» Data supplied
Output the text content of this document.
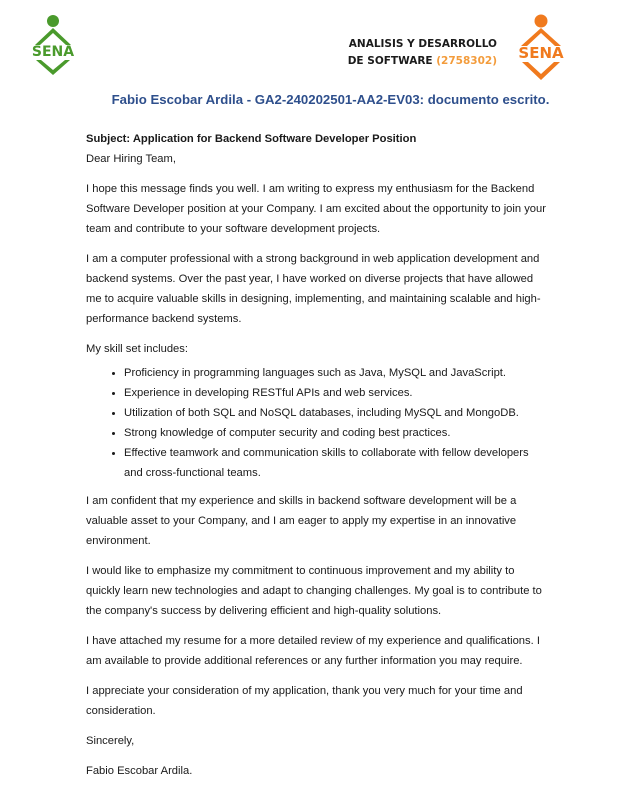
SENA	ANALISIS Y DESARROLLO
DE SOFTWARE (2758302) SENA
Fabio Escobar Ardila - GA2-240202501-AA2-EV03: documento escrito.

Subject: Application for Backend Software Developer Position

Dear Hiring Team,

I hope this message finds you well. I am writing to express my enthusiasm for the Backend Software Developer position at your Company. I am excited about the opportunity to join your team and contribute to your software development projects.

I am a computer professional with a strong background in web application development and backend systems. Over the past year, I have worked on diverse projects that have allowed me to acquire valuable skills in designing, implementing, and maintaining scalable and high-performance backend systems.

My skill set includes:

• Proficiency in programming languages such as Java, MySQL and JavaScript.
• Experience in developing RESTful APIs and web services.
• Utilization of both SQL and NoSQL databases, including MySQL and MongoDB.
• Strong knowledge of computer security and coding best practices.
• Effective teamwork and communication skills to collaborate with fellow developers and cross-functional teams.

I am confident that my experience and skills in backend software development will be a valuable asset to your Company, and I am eager to apply my expertise in an innovative environment.

I would like to emphasize my commitment to continuous improvement and my ability to quickly learn new technologies and adapt to changing challenges. My goal is to contribute to the company's success by delivering efficient and high-quality solutions.

I have attached my resume for a more detailed review of my experience and qualifications. I am available to provide additional references or any further information you may require.

I appreciate your consideration of my application, thank you very much for your time and consideration.

Sincerely,

Fabio Escobar Ardila.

» Aim of the exercise
Give the count of lines holding the word "Fabio" and nothing more.

» Response for this exercise
2